■ THE TASK:
Search the data below for "University"; list each line that holds it.

■ SUPPLIED DATA:
---+---

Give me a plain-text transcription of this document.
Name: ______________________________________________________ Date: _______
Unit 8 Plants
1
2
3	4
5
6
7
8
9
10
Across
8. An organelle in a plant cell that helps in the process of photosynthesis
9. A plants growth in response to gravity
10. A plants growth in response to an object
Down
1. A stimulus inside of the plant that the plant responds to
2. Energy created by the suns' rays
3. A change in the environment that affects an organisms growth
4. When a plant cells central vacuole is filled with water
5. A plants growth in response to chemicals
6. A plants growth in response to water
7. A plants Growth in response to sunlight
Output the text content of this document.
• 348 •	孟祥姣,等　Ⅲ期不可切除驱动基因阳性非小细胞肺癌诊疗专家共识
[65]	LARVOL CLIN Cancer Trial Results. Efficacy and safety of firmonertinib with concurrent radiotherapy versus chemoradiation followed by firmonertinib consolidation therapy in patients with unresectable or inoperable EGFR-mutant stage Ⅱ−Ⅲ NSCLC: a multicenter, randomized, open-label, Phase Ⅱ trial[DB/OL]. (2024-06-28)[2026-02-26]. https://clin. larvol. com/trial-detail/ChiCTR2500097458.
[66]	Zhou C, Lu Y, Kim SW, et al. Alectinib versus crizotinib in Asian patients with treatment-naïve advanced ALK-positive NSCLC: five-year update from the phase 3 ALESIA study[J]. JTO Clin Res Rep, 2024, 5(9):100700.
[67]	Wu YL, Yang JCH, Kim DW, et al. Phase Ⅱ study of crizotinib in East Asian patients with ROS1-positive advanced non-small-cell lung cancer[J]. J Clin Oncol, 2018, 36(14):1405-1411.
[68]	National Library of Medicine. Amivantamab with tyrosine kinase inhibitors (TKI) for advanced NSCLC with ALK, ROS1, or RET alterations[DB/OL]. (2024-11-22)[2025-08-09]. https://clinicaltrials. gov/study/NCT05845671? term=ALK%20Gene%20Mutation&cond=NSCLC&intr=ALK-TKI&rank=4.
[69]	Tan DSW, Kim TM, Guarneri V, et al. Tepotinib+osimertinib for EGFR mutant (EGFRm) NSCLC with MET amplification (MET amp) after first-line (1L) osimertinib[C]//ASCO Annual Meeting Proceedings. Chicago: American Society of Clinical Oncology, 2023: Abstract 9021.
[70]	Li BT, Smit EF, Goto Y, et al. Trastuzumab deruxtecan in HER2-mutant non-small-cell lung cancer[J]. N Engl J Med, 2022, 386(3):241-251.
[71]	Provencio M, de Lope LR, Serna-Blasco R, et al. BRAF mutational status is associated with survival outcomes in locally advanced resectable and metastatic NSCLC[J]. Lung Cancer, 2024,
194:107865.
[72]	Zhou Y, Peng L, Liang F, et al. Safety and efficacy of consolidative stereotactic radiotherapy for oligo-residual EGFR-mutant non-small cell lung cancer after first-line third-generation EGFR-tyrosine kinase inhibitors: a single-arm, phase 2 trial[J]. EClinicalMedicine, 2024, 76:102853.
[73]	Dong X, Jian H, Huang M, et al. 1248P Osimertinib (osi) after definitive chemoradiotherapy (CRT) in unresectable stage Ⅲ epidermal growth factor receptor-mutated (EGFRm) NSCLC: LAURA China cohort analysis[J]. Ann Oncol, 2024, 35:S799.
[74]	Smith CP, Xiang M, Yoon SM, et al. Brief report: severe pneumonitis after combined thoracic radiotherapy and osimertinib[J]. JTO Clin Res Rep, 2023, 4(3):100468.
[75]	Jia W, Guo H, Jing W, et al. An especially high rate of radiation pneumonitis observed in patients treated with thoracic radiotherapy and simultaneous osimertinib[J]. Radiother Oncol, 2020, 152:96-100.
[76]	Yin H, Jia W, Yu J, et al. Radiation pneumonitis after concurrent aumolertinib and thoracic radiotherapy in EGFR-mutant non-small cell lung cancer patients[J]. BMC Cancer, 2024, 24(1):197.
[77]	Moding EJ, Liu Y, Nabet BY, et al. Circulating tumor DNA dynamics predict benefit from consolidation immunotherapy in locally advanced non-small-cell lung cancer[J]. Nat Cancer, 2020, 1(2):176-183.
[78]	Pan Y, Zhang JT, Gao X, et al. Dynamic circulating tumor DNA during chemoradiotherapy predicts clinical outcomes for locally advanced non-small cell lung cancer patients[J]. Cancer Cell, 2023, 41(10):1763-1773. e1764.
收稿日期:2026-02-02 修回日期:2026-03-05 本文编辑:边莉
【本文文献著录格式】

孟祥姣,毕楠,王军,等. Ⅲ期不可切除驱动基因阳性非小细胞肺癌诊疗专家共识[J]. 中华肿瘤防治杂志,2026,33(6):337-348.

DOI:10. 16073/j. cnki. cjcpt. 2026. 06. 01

---+---

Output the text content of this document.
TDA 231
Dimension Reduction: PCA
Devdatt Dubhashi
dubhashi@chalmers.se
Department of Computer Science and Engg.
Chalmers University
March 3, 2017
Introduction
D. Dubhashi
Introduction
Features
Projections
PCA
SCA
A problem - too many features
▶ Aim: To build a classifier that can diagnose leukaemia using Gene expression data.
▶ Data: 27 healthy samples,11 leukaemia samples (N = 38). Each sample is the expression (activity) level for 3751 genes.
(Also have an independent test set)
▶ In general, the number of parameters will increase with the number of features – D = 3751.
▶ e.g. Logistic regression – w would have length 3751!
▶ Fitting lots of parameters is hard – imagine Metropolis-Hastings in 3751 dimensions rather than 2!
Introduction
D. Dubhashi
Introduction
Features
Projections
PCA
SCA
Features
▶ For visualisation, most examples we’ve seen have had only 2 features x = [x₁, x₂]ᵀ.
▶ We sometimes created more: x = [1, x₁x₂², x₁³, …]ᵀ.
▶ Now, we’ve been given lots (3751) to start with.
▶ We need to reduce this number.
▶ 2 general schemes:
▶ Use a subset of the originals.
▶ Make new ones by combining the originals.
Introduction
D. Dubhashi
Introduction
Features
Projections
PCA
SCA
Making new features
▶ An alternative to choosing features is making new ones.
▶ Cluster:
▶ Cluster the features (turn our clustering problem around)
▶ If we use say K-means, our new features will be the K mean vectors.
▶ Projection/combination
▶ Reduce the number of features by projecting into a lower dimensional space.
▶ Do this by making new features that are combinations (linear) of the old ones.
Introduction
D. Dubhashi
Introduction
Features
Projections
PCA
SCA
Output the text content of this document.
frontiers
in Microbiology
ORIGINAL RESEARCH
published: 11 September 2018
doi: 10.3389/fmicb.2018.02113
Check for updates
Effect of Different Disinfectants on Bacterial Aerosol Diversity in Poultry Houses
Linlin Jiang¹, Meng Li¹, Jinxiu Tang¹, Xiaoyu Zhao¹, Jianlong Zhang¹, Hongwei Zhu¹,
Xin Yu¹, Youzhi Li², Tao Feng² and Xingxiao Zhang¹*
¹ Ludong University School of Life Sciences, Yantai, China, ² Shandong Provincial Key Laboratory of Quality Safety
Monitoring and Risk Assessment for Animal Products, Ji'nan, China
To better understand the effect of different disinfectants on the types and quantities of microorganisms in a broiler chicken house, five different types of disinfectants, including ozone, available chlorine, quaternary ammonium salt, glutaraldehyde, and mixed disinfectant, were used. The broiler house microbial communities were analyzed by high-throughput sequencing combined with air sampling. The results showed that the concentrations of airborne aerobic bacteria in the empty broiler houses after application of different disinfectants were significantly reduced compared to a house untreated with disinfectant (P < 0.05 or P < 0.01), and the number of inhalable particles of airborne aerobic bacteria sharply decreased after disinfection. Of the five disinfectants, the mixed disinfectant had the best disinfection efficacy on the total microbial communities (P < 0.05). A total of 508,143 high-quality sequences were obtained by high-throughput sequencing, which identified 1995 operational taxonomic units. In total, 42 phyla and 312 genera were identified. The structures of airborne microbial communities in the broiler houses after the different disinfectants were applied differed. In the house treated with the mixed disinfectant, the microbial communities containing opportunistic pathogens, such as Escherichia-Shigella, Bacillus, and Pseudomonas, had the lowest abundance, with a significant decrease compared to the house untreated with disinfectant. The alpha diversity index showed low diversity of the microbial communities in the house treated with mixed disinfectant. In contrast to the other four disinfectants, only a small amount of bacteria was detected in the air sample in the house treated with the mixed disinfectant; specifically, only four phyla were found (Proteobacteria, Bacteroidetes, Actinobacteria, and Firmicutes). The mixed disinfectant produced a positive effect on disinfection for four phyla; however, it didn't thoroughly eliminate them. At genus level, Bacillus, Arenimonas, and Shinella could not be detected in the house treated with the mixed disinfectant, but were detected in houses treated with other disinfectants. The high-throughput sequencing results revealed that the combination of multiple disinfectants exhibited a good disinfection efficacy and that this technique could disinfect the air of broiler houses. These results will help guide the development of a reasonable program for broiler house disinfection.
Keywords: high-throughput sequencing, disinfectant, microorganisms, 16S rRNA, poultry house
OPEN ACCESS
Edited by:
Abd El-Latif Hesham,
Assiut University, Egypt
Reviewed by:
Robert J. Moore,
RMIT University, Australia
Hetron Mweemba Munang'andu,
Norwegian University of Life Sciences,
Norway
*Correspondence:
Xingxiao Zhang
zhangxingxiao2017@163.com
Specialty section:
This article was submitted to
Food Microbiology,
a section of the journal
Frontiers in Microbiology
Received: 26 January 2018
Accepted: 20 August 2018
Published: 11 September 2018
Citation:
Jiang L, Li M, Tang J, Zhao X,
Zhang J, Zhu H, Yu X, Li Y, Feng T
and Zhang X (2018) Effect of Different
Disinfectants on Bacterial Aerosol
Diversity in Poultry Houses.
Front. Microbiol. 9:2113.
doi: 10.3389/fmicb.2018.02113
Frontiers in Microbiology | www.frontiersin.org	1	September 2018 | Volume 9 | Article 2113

---+---

■ TASK RESPONSE:
Chalmers University
¹ Ludong University School of Life Sciences, Yantai, China, ² Shandong Provincial Key Laboratory of Quality Safety
Assiut University, Egypt
RMIT University, Australia
Norwegian University of Life Sciences,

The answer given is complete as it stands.